Material for this exercise:
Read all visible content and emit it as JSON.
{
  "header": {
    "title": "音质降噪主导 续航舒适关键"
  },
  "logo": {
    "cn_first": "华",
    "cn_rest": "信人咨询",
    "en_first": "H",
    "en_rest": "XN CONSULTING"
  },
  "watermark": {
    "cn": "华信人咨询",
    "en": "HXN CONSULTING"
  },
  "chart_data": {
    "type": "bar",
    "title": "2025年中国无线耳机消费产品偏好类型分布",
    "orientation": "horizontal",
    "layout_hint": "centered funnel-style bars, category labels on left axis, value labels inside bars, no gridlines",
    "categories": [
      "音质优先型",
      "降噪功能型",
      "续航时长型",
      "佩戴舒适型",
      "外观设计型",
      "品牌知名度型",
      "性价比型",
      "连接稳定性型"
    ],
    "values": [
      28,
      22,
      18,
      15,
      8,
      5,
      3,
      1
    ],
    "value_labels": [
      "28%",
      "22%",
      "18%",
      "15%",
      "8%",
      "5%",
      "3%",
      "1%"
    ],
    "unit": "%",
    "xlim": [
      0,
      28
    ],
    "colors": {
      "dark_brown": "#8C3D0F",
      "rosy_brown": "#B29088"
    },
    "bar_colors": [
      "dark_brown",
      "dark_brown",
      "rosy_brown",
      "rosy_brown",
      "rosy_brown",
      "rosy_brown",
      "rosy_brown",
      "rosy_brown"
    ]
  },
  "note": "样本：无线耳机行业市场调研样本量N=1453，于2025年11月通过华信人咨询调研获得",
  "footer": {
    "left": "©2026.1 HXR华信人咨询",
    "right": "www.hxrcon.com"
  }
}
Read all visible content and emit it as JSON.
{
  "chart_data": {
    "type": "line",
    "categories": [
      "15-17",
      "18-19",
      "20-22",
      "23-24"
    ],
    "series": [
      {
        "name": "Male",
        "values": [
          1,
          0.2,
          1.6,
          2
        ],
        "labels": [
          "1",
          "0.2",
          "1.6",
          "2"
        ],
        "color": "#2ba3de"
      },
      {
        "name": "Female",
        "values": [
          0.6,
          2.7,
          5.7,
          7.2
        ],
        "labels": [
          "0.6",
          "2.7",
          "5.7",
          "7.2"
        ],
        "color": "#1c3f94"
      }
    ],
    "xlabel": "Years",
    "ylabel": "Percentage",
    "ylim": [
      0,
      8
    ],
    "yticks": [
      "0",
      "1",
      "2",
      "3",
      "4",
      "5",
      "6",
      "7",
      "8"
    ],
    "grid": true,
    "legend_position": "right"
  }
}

What is being asked:
Copy out the whole listing exactly.

Problem solution:
Read all visible content and emit it as JSON.
{
  "header": {
    "title": "音质降噪主导 续航舒适关键"
  },
  "logo": {
    "cn_first": "华",
    "cn_rest": "信人咨询",
    "en_first": "H",
    "en_rest": "XN CONSULTING"
  },
  "watermark": {
    "cn": "华信人咨询",
    "en": "HXN CONSULTING"
  },
  "chart_data": {
    "type": "bar",
    "title": "2025年中国无线耳机消费产品偏好类型分布",
    "orientation": "horizontal",
    "layout_hint": "centered funnel-style bars, category labels on left axis, value labels inside bars, no gridlines",
    "categories": [
      "音质优先型",
      "降噪功能型",
      "续航时长型",
      "佩戴舒适型",
      "外观设计型",
      "品牌知名度型",
      "性价比型",
      "连接稳定性型"
    ],
    "values": [
      28,
      22,
      18,
      15,
      8,
      5,
      3,
      1
    ],
    "value_labels": [
      "28%",
      "22%",
      "18%",
      "15%",
      "8%",
      "5%",
      "3%",
      "1%"
    ],
    "unit": "%",
    "xlim": [
      0,
      28
    ],
    "colors": {
      "dark_brown": "#8C3D0F",
      "rosy_brown": "#B29088"
    },
    "bar_colors": [
      "dark_brown",
      "dark_brown",
      "rosy_brown",
      "rosy_brown",
      "rosy_brown",
      "rosy_brown",
      "rosy_brown",
      "rosy_brown"
    ]
  },
  "note": "样本：无线耳机行业市场调研样本量N=1453，于2025年11月通过华信人咨询调研获得",
  "footer": {
    "left": "©2026.1 HXR华信人咨询",
    "right": "www.hxrcon.com"
  }
}
Read all visible content and emit it as JSON.
{
  "chart_data": {
    "type": "line",
    "categories": [
      "15-17",
      "18-19",
      "20-22",
      "23-24"
    ],
    "series": [
      {
        "name": "Male",
        "values": [
          1,
          0.2,
          1.6,
          2
        ],
        "labels": [
          "1",
          "0.2",
          "1.6",
          "2"
        ],
        "color": "#2ba3de"
      },
      {
        "name": "Female",
        "values": [
          0.6,
          2.7,
          5.7,
          7.2
        ],
        "labels": [
          "0.6",
          "2.7",
          "5.7",
          "7.2"
        ],
        "color": "#1c3f94"
      }
    ],
    "xlabel": "Years",
    "ylabel": "Percentage",
    "ylim": [
      0,
      8
    ],
    "yticks": [
      "0",
      "1",
      "2",
      "3",
      "4",
      "5",
      "6",
      "7",
      "8"
    ],
    "grid": true,
    "legend_position": "right"
  }
}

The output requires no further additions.